> Written instruction
Whenever a line below holds the word "Server", copy that line.

(Extracted data entries)
* * * *

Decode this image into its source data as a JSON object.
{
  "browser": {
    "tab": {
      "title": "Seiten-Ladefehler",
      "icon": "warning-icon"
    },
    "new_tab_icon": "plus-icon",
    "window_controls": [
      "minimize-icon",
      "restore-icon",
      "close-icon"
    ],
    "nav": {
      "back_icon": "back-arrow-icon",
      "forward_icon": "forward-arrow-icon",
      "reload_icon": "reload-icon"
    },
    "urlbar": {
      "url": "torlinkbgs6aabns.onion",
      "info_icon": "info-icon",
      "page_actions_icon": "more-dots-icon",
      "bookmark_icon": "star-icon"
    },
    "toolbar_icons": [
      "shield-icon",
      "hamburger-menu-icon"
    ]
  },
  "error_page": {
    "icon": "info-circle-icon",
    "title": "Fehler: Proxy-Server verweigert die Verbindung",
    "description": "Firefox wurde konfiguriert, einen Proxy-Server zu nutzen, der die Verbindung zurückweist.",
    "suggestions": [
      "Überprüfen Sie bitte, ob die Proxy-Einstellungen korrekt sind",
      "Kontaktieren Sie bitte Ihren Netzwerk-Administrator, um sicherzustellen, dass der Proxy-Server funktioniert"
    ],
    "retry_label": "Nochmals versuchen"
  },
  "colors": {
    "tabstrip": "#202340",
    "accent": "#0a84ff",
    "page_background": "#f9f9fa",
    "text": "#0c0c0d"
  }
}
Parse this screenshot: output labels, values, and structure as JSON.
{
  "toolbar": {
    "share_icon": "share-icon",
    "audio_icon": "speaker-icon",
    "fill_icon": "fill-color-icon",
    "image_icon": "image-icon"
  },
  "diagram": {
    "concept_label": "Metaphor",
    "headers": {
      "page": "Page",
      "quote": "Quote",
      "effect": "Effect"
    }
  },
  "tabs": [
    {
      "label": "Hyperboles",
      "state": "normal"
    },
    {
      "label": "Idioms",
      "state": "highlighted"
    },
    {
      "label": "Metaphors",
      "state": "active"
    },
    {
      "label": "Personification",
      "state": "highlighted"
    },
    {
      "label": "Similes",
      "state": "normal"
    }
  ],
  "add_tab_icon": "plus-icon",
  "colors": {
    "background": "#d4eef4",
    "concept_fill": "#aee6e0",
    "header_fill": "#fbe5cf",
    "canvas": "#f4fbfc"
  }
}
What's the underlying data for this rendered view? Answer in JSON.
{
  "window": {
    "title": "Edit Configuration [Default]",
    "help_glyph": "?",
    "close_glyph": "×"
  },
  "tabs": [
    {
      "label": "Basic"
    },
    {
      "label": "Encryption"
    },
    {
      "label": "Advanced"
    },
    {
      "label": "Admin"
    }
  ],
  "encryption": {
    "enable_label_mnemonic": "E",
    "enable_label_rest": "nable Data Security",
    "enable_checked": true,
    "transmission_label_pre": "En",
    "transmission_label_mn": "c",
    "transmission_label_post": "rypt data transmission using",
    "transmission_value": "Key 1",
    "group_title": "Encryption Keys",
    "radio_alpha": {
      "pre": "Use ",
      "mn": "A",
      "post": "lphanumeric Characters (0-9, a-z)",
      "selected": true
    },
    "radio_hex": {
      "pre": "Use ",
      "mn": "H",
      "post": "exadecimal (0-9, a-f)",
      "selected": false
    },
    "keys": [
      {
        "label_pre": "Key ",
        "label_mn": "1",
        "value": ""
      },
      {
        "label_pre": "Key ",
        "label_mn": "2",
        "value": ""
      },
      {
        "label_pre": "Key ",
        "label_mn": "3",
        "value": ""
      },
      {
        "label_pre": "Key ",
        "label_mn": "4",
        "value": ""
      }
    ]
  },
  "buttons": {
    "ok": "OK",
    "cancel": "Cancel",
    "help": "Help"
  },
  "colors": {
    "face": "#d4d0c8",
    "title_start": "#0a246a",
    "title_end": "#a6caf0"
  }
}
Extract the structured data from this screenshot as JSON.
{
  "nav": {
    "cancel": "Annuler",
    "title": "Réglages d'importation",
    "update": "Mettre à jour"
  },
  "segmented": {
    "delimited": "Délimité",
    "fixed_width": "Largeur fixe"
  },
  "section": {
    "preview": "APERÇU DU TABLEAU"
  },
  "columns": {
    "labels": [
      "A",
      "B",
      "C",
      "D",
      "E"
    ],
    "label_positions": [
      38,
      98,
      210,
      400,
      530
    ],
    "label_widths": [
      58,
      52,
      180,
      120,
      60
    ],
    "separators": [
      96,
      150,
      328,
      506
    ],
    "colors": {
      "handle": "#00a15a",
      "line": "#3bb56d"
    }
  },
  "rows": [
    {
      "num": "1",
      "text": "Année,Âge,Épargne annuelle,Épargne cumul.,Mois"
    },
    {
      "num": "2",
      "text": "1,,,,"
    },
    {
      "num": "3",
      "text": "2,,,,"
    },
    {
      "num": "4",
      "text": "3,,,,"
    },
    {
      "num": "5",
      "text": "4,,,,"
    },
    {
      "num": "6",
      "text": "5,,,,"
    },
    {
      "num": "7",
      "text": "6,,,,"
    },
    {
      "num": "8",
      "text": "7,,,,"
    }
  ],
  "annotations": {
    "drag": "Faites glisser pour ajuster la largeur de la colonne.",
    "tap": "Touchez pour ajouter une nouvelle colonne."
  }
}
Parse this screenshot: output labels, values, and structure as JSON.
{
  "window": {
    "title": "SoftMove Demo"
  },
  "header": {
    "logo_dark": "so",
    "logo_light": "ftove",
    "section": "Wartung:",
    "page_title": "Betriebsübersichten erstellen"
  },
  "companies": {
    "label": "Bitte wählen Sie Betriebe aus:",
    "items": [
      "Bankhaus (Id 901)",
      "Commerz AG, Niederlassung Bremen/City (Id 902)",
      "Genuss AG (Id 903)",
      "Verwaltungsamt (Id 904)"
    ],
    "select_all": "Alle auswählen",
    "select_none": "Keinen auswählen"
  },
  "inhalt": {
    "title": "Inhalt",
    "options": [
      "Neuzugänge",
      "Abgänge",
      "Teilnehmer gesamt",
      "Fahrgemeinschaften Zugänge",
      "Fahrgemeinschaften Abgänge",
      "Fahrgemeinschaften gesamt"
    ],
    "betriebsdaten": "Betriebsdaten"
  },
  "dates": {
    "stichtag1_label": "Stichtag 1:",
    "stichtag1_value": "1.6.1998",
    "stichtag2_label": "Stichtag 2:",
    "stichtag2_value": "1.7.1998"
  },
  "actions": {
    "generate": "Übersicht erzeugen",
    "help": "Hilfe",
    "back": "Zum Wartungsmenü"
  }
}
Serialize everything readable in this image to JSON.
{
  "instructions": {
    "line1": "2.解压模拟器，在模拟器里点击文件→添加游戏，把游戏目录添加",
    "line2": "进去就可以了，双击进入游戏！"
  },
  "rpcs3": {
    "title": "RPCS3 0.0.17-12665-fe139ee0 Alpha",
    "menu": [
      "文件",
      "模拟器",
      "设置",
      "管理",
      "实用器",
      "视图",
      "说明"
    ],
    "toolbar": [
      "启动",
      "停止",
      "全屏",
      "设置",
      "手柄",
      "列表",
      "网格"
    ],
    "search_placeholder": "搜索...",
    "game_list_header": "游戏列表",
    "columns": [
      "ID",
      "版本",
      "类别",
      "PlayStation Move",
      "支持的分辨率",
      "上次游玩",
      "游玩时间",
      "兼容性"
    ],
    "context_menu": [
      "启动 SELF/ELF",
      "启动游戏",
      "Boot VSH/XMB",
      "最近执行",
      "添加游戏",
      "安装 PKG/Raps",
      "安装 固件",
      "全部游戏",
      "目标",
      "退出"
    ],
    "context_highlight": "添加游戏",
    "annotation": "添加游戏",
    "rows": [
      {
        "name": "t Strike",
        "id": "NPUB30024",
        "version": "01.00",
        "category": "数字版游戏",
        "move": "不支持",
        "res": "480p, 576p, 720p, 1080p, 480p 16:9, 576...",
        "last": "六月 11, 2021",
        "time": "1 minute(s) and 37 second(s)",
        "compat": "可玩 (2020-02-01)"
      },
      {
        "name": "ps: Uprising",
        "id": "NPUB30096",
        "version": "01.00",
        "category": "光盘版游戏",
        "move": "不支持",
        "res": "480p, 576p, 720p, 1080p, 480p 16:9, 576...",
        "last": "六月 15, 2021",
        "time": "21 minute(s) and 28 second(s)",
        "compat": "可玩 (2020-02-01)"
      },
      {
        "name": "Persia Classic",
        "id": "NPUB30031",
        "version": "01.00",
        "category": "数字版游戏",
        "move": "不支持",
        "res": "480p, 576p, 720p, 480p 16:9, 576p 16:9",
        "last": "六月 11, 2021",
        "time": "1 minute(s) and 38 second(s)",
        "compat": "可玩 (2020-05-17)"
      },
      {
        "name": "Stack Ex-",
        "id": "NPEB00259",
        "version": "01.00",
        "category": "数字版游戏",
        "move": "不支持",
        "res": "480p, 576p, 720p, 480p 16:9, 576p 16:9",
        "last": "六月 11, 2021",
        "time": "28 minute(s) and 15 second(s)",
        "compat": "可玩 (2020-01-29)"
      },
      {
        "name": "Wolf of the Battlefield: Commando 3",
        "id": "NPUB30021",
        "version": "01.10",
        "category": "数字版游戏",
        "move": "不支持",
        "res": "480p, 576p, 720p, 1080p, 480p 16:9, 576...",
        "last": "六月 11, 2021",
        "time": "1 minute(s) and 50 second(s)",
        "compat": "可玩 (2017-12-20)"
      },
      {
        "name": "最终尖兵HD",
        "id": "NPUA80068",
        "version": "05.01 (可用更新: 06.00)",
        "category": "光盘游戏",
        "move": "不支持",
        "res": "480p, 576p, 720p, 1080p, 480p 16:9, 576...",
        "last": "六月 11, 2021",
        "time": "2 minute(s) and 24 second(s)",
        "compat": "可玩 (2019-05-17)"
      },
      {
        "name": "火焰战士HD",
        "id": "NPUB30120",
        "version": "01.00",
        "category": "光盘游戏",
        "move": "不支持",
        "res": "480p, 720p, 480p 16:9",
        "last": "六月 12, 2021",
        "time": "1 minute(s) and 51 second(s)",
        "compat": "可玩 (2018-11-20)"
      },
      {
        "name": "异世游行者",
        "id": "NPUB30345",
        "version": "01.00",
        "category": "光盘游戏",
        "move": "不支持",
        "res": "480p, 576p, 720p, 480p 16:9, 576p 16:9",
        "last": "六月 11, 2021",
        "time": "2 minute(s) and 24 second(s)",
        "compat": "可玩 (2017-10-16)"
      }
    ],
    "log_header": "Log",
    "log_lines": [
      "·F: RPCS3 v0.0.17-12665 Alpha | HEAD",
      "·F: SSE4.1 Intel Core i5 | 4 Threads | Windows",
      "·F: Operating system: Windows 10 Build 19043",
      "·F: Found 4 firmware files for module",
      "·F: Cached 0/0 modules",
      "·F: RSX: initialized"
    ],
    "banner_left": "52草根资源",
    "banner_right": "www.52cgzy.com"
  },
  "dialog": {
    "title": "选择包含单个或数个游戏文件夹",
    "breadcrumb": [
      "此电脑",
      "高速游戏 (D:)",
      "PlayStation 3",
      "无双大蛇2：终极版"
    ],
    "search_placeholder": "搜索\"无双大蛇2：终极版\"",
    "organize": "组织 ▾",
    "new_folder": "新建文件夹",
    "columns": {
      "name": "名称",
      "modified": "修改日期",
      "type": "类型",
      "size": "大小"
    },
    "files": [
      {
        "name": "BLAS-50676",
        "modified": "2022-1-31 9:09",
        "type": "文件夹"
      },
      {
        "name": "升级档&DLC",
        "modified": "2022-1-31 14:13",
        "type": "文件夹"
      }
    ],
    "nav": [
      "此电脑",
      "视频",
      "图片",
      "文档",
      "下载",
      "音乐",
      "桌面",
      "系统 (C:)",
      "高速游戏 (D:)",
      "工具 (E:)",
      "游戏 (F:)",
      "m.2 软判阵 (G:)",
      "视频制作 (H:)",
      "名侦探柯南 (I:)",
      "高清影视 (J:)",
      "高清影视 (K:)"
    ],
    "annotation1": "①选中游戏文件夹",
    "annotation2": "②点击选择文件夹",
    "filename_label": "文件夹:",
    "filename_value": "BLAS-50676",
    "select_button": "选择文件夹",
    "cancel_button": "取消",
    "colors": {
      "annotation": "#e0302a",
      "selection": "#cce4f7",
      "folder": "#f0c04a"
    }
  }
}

* * * *

> Written reply
    "title": "Fehler: Proxy-Server verweigert die Verbindung",
    "description": "Firefox wurde konfiguriert, einen Proxy-Server zu nutzen, der die Verbindung zurückweist.",
      "Kontaktieren Sie bitte Ihren Netzwerk-Administrator, um sicherzustellen, dass der Proxy-Server funktioniert"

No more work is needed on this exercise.